• [Stored rows]:
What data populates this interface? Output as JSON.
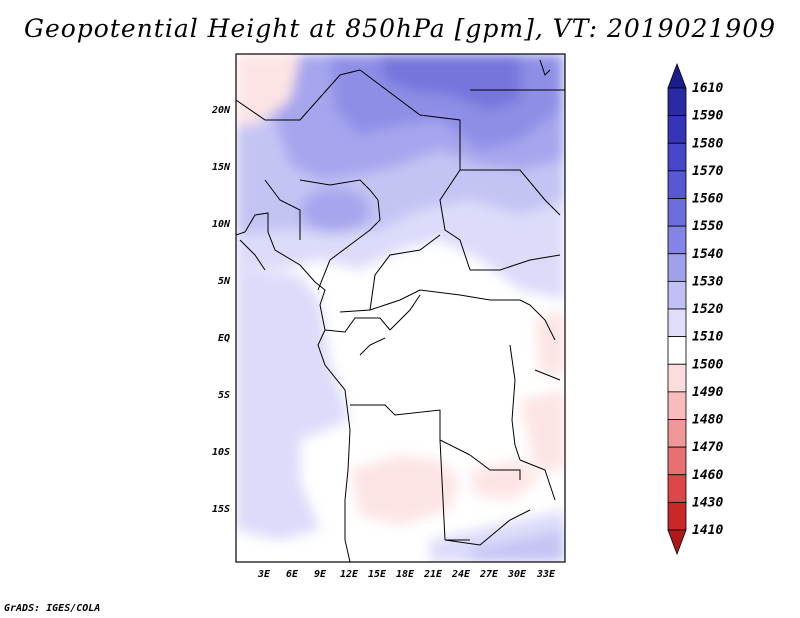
{
  "title": "Geopotential Height at 850hPa [gpm], VT: 2019021909",
  "credit": "GrADS: IGES/COLA",
  "map": {
    "region": "Central Africa",
    "lat_labels": [
      "20N",
      "15N",
      "10N",
      "5N",
      "EQ",
      "5S",
      "10S",
      "15S"
    ],
    "lon_labels": [
      "3E",
      "6E",
      "9E",
      "12E",
      "15E",
      "18E",
      "21E",
      "24E",
      "27E",
      "30E",
      "33E"
    ],
    "border_color": "#000000"
  },
  "colorbar": {
    "levels": [
      "1610",
      "1590",
      "1580",
      "1570",
      "1560",
      "1550",
      "1540",
      "1530",
      "1520",
      "1510",
      "1500",
      "1490",
      "1480",
      "1470",
      "1460",
      "1430",
      "1410"
    ],
    "colors": [
      "#1c1c8c",
      "#2a2aa5",
      "#3535b8",
      "#4646c8",
      "#5858d4",
      "#6d6ddc",
      "#8484e4",
      "#a0a0ec",
      "#c0c0f4",
      "#dedefa",
      "#ffffff",
      "#fcdcdc",
      "#f8bcbc",
      "#f09898",
      "#e87070",
      "#dc4848",
      "#c82828",
      "#b01818"
    ]
  }
}
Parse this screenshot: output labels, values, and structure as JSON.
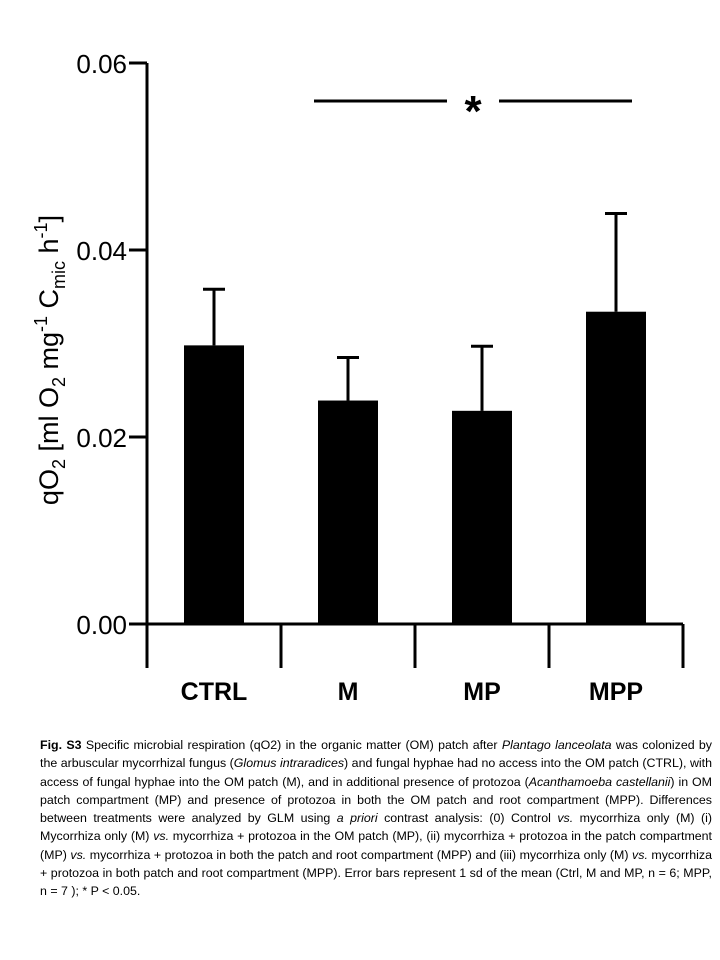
{
  "chart_data": {
    "type": "bar",
    "categories": [
      "CTRL",
      "M",
      "MP",
      "MPP"
    ],
    "values": [
      0.0298,
      0.0239,
      0.0228,
      0.0334
    ],
    "errors": [
      0.006,
      0.0046,
      0.0069,
      0.0105
    ],
    "ylabel_parts": [
      "qO",
      "2",
      " [ml O",
      "2",
      " mg",
      "-1",
      " C",
      "mic",
      " h",
      "-1",
      "]"
    ],
    "yticks": [
      "0.00",
      "0.02",
      "0.04",
      "0.06"
    ],
    "ylim": [
      0,
      0.06
    ],
    "significance": {
      "label": "*",
      "from": "M",
      "to": "MPP"
    },
    "bar_color": "#000000"
  },
  "caption": {
    "lead": "Fig. S3",
    "segments": [
      {
        "t": " Specific microbial respiration (qO2) in the organic matter (OM) patch after "
      },
      {
        "t": "Plantago lanceolata",
        "i": true
      },
      {
        "t": " was colonized by the arbuscular mycorrhizal fungus ("
      },
      {
        "t": "Glomus intraradices",
        "i": true
      },
      {
        "t": ") and fungal hyphae had no access into the OM patch (CTRL), with access of fungal hyphae into the OM patch (M), and in additional presence of protozoa ("
      },
      {
        "t": "Acanthamoeba castellanii",
        "i": true
      },
      {
        "t": ") in OM patch compartment (MP) and presence of protozoa in both the OM patch and root compartment (MPP). Differences between treatments were analyzed by GLM using "
      },
      {
        "t": "a priori",
        "i": true
      },
      {
        "t": " contrast analysis: (0) Control "
      },
      {
        "t": "vs.",
        "i": true
      },
      {
        "t": " mycorrhiza only (M) (i) Mycorrhiza only (M) "
      },
      {
        "t": "vs.",
        "i": true
      },
      {
        "t": " mycorrhiza + protozoa in the OM patch (MP), (ii) mycorrhiza + protozoa in the patch compartment (MP) "
      },
      {
        "t": "vs.",
        "i": true
      },
      {
        "t": " mycorrhiza + protozoa in both the patch and root compartment (MPP) and (iii) mycorrhiza only (M) "
      },
      {
        "t": "vs.",
        "i": true
      },
      {
        "t": " mycorrhiza + protozoa in both patch and root compartment (MPP). Error bars represent 1 sd of the mean (Ctrl, M and MP, n = 6; MPP, n = 7 ); * P < 0.05."
      }
    ]
  }
}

• [Short problem]: Copy out every line from the data above that has "values" in it.

• [Correct response]:
Parse this screenshot: output labels, values, and structure as JSON.
    "values": [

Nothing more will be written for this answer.